◆ **REQUIRED WORK**
Within the material below, find each line bearing the word "JSON" and present it.
---+---
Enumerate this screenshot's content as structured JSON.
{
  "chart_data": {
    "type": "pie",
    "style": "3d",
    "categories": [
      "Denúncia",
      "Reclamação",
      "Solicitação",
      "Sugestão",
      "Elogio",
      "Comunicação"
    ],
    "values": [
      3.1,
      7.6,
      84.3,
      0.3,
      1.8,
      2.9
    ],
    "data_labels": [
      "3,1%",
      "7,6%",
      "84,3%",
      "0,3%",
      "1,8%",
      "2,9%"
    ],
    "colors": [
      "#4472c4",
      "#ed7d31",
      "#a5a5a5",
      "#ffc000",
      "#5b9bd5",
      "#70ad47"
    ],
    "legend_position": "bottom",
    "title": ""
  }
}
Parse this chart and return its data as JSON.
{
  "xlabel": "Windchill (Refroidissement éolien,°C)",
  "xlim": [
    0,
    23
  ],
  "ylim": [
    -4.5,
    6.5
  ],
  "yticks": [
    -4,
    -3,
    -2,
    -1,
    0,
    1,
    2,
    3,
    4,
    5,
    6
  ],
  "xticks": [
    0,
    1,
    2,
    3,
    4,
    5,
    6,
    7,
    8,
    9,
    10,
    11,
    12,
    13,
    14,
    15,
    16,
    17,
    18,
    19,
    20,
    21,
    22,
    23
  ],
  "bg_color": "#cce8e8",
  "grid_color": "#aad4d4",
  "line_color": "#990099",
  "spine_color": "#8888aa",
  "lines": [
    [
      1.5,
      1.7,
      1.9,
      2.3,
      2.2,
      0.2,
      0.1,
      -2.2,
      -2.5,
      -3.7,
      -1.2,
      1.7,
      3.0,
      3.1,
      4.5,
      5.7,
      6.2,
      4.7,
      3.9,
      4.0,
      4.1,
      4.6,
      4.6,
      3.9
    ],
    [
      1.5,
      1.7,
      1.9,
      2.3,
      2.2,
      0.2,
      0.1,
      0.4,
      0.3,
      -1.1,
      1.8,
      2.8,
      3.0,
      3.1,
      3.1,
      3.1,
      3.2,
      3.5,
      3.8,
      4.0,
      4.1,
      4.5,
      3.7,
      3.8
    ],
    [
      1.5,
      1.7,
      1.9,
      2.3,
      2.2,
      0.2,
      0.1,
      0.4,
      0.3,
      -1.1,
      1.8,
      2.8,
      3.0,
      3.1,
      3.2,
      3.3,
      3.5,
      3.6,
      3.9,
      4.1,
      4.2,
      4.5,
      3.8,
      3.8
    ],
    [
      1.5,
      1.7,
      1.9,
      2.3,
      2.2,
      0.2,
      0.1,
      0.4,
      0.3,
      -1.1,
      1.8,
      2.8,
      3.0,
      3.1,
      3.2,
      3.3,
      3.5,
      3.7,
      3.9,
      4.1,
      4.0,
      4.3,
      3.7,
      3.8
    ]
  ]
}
---+---
◆ **WORKED SOLUTION**
Enumerate this screenshot's content as structured JSON.
Parse this chart and return its data as JSON.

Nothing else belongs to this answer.